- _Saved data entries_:
'''

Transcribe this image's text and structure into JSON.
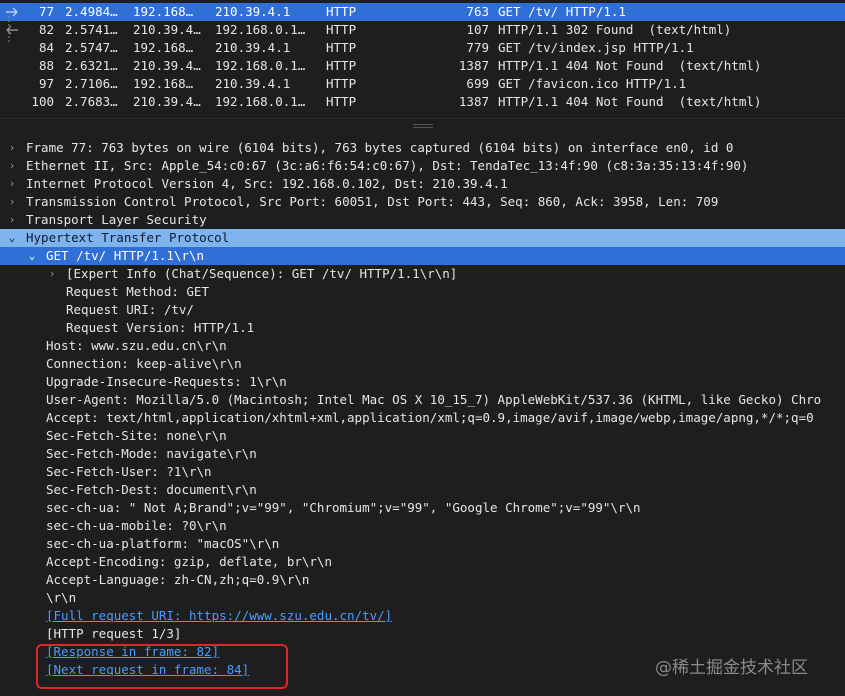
{
  "packets": [
    {
      "no": "77",
      "time": "2.4984…",
      "src": "192.168…",
      "dst": "210.39.4.1",
      "proto": "HTTP",
      "len": "763",
      "info": "GET /tv/ HTTP/1.1",
      "selected": true
    },
    {
      "no": "82",
      "time": "2.5741…",
      "src": "210.39.4…",
      "dst": "192.168.0.1…",
      "proto": "HTTP",
      "len": "107",
      "info": "HTTP/1.1 302 Found  (text/html)",
      "selected": false
    },
    {
      "no": "84",
      "time": "2.5747…",
      "src": "192.168…",
      "dst": "210.39.4.1",
      "proto": "HTTP",
      "len": "779",
      "info": "GET /tv/index.jsp HTTP/1.1",
      "selected": false
    },
    {
      "no": "88",
      "time": "2.6321…",
      "src": "210.39.4…",
      "dst": "192.168.0.1…",
      "proto": "HTTP",
      "len": "1387",
      "info": "HTTP/1.1 404 Not Found  (text/html)",
      "selected": false
    },
    {
      "no": "97",
      "time": "2.7106…",
      "src": "192.168…",
      "dst": "210.39.4.1",
      "proto": "HTTP",
      "len": "699",
      "info": "GET /favicon.ico HTTP/1.1",
      "selected": false
    },
    {
      "no": "100",
      "time": "2.7683…",
      "src": "210.39.4…",
      "dst": "192.168.0.1…",
      "proto": "HTTP",
      "len": "1387",
      "info": "HTTP/1.1 404 Not Found  (text/html)",
      "selected": false
    }
  ],
  "detail": {
    "frame": "Frame 77: 763 bytes on wire (6104 bits), 763 bytes captured (6104 bits) on interface en0, id 0",
    "ethernet": "Ethernet II, Src: Apple_54:c0:67 (3c:a6:f6:54:c0:67), Dst: TendaTec_13:4f:90 (c8:3a:35:13:4f:90)",
    "ip": "Internet Protocol Version 4, Src: 192.168.0.102, Dst: 210.39.4.1",
    "tcp": "Transmission Control Protocol, Src Port: 60051, Dst Port: 443, Seq: 860, Ack: 3958, Len: 709",
    "tls": "Transport Layer Security",
    "http": "Hypertext Transfer Protocol",
    "request_line": "GET /tv/ HTTP/1.1\\r\\n",
    "expert": "[Expert Info (Chat/Sequence): GET /tv/ HTTP/1.1\\r\\n]",
    "method": "Request Method: GET",
    "uri": "Request URI: /tv/",
    "version": "Request Version: HTTP/1.1",
    "headers": [
      "Host: www.szu.edu.cn\\r\\n",
      "Connection: keep-alive\\r\\n",
      "Upgrade-Insecure-Requests: 1\\r\\n",
      "User-Agent: Mozilla/5.0 (Macintosh; Intel Mac OS X 10_15_7) AppleWebKit/537.36 (KHTML, like Gecko) Chro",
      "Accept: text/html,application/xhtml+xml,application/xml;q=0.9,image/avif,image/webp,image/apng,*/*;q=0",
      "Sec-Fetch-Site: none\\r\\n",
      "Sec-Fetch-Mode: navigate\\r\\n",
      "Sec-Fetch-User: ?1\\r\\n",
      "Sec-Fetch-Dest: document\\r\\n",
      "sec-ch-ua: \" Not A;Brand\";v=\"99\", \"Chromium\";v=\"99\", \"Google Chrome\";v=\"99\"\\r\\n",
      "sec-ch-ua-mobile: ?0\\r\\n",
      "sec-ch-ua-platform: \"macOS\"\\r\\n",
      "Accept-Encoding: gzip, deflate, br\\r\\n",
      "Accept-Language: zh-CN,zh;q=0.9\\r\\n",
      "\\r\\n"
    ],
    "full_uri": "[Full request URI: https://www.szu.edu.cn/tv/]",
    "request_n": "[HTTP request 1/3]",
    "response_in": "[Response in frame: 82]",
    "next_request": "[Next request in frame: 84]"
  },
  "watermark": "@稀土掘金技术社区",
  "colors": {
    "selected": "#2f6fd6",
    "highlight": "#7fb3ee",
    "link": "#4b9cff",
    "annotation": "#e0262b"
  }
}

'''

- _Problem details_: Retype the whole listing exactly and leave the pictures out.

- _Output of the task_:
Transcribe this image's text and structure into JSON.
{
  "packets": [
    {
      "no": "77",
      "time": "2.4984…",
      "src": "192.168…",
      "dst": "210.39.4.1",
      "proto": "HTTP",
      "len": "763",
      "info": "GET /tv/ HTTP/1.1",
      "selected": true
    },
    {
      "no": "82",
      "time": "2.5741…",
      "src": "210.39.4…",
      "dst": "192.168.0.1…",
      "proto": "HTTP",
      "len": "107",
      "info": "HTTP/1.1 302 Found  (text/html)",
      "selected": false
    },
    {
      "no": "84",
      "time": "2.5747…",
      "src": "192.168…",
      "dst": "210.39.4.1",
      "proto": "HTTP",
      "len": "779",
      "info": "GET /tv/index.jsp HTTP/1.1",
      "selected": false
    },
    {
      "no": "88",
      "time": "2.6321…",
      "src": "210.39.4…",
      "dst": "192.168.0.1…",
      "proto": "HTTP",
      "len": "1387",
      "info": "HTTP/1.1 404 Not Found  (text/html)",
      "selected": false
    },
    {
      "no": "97",
      "time": "2.7106…",
      "src": "192.168…",
      "dst": "210.39.4.1",
      "proto": "HTTP",
      "len": "699",
      "info": "GET /favicon.ico HTTP/1.1",
      "selected": false
    },
    {
      "no": "100",
      "time": "2.7683…",
      "src": "210.39.4…",
      "dst": "192.168.0.1…",
      "proto": "HTTP",
      "len": "1387",
      "info": "HTTP/1.1 404 Not Found  (text/html)",
      "selected": false
    }
  ],
  "detail": {
    "frame": "Frame 77: 763 bytes on wire (6104 bits), 763 bytes captured (6104 bits) on interface en0, id 0",
    "ethernet": "Ethernet II, Src: Apple_54:c0:67 (3c:a6:f6:54:c0:67), Dst: TendaTec_13:4f:90 (c8:3a:35:13:4f:90)",
    "ip": "Internet Protocol Version 4, Src: 192.168.0.102, Dst: 210.39.4.1",
    "tcp": "Transmission Control Protocol, Src Port: 60051, Dst Port: 443, Seq: 860, Ack: 3958, Len: 709",
    "tls": "Transport Layer Security",
    "http": "Hypertext Transfer Protocol",
    "request_line": "GET /tv/ HTTP/1.1\\r\\n",
    "expert": "[Expert Info (Chat/Sequence): GET /tv/ HTTP/1.1\\r\\n]",
    "method": "Request Method: GET",
    "uri": "Request URI: /tv/",
    "version": "Request Version: HTTP/1.1",
    "headers": [
      "Host: www.szu.edu.cn\\r\\n",
      "Connection: keep-alive\\r\\n",
      "Upgrade-Insecure-Requests: 1\\r\\n",
      "User-Agent: Mozilla/5.0 (Macintosh; Intel Mac OS X 10_15_7) AppleWebKit/537.36 (KHTML, like Gecko) Chro",
      "Accept: text/html,application/xhtml+xml,application/xml;q=0.9,image/avif,image/webp,image/apng,*/*;q=0",
      "Sec-Fetch-Site: none\\r\\n",
      "Sec-Fetch-Mode: navigate\\r\\n",
      "Sec-Fetch-User: ?1\\r\\n",
      "Sec-Fetch-Dest: document\\r\\n",
      "sec-ch-ua: \" Not A;Brand\";v=\"99\", \"Chromium\";v=\"99\", \"Google Chrome\";v=\"99\"\\r\\n",
      "sec-ch-ua-mobile: ?0\\r\\n",
      "sec-ch-ua-platform: \"macOS\"\\r\\n",
      "Accept-Encoding: gzip, deflate, br\\r\\n",
      "Accept-Language: zh-CN,zh;q=0.9\\r\\n",
      "\\r\\n"
    ],
    "full_uri": "[Full request URI: https://www.szu.edu.cn/tv/]",
    "request_n": "[HTTP request 1/3]",
    "response_in": "[Response in frame: 82]",
    "next_request": "[Next request in frame: 84]"
  },
  "watermark": "@稀土掘金技术社区",
  "colors": {
    "selected": "#2f6fd6",
    "highlight": "#7fb3ee",
    "link": "#4b9cff",
    "annotation": "#e0262b"
  }
}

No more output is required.